• _PROVIDED ENTRIES_

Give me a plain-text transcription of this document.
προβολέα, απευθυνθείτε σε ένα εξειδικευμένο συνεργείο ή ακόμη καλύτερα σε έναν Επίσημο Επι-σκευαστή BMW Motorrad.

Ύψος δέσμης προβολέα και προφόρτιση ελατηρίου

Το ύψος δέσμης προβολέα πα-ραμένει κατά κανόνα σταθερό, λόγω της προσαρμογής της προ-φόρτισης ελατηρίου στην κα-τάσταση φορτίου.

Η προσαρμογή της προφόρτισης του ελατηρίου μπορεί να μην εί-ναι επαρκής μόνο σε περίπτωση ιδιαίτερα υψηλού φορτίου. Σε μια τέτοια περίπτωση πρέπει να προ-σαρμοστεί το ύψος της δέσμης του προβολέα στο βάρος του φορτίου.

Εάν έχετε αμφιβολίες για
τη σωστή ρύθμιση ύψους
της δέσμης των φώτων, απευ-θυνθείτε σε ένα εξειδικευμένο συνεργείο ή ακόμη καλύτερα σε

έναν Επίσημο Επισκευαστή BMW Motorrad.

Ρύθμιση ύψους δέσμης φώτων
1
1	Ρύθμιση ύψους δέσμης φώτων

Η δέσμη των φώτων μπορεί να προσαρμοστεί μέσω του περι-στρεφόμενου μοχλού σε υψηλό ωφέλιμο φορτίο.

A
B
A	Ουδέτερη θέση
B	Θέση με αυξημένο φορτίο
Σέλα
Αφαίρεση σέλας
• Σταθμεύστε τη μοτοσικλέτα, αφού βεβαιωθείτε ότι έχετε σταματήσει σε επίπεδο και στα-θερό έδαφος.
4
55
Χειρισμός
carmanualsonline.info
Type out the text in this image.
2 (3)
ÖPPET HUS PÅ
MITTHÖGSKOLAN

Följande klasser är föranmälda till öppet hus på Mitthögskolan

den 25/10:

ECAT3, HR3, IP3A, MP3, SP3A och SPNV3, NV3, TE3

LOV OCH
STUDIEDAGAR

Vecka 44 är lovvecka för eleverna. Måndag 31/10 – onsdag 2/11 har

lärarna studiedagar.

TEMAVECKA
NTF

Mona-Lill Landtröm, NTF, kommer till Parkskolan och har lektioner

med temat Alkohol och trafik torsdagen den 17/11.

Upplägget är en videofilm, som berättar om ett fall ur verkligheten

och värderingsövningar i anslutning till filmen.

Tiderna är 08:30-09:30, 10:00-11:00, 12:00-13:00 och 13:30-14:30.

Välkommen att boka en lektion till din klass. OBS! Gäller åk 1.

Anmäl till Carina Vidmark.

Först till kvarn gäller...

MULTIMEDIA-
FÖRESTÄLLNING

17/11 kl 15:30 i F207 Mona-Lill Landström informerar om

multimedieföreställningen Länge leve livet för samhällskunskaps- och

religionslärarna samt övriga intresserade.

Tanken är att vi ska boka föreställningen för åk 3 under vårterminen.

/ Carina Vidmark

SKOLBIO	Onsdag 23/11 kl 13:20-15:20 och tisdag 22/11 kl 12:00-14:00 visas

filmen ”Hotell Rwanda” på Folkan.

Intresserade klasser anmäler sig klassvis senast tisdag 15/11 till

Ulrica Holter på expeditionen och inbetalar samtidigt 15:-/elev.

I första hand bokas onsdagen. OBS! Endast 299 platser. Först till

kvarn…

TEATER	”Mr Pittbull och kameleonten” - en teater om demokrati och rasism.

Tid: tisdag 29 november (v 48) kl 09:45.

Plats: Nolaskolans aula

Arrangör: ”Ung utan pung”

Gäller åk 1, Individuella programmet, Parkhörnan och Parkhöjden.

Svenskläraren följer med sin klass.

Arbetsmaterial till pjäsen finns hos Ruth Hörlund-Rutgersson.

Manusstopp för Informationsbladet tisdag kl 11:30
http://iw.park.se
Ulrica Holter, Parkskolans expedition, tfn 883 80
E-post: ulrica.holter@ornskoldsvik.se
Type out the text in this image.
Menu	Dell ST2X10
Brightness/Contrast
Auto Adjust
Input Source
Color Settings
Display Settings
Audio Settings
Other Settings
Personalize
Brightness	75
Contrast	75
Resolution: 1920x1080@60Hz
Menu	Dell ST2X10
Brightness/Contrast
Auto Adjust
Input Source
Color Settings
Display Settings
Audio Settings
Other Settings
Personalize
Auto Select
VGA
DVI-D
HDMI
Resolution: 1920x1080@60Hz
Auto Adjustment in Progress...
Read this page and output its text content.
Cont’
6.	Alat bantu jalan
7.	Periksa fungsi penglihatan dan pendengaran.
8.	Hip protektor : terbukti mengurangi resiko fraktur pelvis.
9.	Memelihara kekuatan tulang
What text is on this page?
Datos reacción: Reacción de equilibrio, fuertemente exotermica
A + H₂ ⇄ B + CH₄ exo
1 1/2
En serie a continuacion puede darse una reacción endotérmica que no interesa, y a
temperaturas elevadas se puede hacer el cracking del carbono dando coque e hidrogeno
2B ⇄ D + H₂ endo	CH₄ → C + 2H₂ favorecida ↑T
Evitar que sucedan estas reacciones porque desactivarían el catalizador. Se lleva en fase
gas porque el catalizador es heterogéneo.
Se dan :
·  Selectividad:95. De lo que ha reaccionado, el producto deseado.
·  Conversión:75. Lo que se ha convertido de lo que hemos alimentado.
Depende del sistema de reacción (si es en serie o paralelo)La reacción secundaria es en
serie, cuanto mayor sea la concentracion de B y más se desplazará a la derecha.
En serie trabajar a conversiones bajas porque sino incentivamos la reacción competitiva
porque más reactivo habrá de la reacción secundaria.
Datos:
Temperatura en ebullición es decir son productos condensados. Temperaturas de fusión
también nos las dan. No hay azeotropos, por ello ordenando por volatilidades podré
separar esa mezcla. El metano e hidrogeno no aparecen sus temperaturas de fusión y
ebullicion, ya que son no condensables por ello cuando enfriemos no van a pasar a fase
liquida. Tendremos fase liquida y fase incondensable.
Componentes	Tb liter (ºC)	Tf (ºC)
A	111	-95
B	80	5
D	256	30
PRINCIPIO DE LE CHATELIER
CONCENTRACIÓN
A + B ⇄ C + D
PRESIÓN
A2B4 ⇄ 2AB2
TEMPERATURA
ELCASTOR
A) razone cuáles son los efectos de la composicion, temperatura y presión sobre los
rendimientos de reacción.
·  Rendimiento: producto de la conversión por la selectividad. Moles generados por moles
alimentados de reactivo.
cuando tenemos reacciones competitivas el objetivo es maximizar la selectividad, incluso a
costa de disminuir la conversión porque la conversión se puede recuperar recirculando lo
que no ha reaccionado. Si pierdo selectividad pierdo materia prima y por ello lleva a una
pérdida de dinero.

• _WHAT YOU WILL DO_
Count how many lines above include the word "συνεργείο" and answer with that figure only.

• _EXPECTED ANSWER_
2